*Exercise:*
Review the material and extract every line in which the word "ffffff" occurs.

*Material to process:*
((

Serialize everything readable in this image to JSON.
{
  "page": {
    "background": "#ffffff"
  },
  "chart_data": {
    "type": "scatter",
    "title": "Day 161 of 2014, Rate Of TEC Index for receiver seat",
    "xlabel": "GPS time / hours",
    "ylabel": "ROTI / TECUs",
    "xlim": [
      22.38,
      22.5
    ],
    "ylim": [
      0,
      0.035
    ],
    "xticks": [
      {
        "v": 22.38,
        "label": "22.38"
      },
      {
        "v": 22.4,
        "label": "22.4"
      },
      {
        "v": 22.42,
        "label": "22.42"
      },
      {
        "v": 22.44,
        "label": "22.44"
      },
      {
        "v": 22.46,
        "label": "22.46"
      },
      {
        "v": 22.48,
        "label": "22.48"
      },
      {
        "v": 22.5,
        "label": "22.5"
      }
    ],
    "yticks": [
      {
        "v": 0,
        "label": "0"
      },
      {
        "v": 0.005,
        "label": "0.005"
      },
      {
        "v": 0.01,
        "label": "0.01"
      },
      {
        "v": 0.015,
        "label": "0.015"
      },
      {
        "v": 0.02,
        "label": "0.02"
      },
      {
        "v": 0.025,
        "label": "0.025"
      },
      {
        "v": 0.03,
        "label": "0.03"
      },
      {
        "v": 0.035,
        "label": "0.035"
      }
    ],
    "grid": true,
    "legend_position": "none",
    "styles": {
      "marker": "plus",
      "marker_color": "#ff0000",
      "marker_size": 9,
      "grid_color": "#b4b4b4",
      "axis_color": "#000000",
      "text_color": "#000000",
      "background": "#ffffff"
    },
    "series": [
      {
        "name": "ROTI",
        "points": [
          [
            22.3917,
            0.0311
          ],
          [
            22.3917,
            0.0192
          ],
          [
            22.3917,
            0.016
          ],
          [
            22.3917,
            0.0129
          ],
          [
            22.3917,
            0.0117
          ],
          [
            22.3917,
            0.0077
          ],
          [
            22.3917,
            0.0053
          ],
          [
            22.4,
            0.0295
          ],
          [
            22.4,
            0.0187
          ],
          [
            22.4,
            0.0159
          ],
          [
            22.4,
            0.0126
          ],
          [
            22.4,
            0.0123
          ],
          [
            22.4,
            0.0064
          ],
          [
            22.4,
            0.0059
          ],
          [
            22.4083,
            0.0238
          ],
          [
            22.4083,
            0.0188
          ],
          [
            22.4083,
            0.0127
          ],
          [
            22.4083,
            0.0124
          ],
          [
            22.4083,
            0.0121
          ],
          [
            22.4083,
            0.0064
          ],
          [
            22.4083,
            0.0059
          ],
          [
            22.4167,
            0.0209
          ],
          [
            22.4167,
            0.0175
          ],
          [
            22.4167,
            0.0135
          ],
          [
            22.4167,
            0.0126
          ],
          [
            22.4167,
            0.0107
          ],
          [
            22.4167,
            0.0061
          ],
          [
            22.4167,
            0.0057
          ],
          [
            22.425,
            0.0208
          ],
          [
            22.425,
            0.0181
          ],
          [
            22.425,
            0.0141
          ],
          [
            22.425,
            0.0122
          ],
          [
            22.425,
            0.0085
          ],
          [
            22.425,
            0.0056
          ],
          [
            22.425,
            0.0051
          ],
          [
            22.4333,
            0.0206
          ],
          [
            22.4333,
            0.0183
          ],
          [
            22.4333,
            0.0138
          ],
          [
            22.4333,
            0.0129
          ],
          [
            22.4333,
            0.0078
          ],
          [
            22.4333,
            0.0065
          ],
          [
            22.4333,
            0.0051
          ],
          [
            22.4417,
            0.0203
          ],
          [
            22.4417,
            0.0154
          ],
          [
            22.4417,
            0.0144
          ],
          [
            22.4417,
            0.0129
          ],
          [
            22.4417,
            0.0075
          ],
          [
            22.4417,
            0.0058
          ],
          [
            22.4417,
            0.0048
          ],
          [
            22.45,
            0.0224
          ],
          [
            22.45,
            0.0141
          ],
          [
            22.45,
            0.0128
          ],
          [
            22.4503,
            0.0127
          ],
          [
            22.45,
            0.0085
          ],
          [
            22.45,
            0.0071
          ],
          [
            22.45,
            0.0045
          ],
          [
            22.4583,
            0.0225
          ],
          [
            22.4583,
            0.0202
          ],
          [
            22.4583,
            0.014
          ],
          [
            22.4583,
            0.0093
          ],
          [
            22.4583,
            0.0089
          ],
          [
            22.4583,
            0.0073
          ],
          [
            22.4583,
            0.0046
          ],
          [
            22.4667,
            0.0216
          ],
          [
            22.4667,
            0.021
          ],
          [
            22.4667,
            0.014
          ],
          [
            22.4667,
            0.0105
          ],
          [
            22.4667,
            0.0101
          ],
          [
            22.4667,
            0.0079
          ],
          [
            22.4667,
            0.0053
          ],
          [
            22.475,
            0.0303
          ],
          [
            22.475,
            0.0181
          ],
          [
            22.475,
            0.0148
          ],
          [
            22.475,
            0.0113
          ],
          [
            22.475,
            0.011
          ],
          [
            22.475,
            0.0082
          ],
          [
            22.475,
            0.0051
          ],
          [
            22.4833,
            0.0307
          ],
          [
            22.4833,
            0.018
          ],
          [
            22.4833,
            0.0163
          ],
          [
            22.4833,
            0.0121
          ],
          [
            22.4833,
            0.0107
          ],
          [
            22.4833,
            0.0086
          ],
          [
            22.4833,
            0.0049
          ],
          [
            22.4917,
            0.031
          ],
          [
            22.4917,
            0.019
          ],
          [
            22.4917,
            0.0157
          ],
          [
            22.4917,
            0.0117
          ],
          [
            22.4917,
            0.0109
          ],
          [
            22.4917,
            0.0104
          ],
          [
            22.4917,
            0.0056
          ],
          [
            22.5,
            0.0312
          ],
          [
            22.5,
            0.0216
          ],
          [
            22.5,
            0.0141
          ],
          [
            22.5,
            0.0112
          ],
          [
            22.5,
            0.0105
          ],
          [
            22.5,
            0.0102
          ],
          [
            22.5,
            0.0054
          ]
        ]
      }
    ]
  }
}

))

*Result for this task:*
    "background": "#ffffff"
      "background": "#ffffff"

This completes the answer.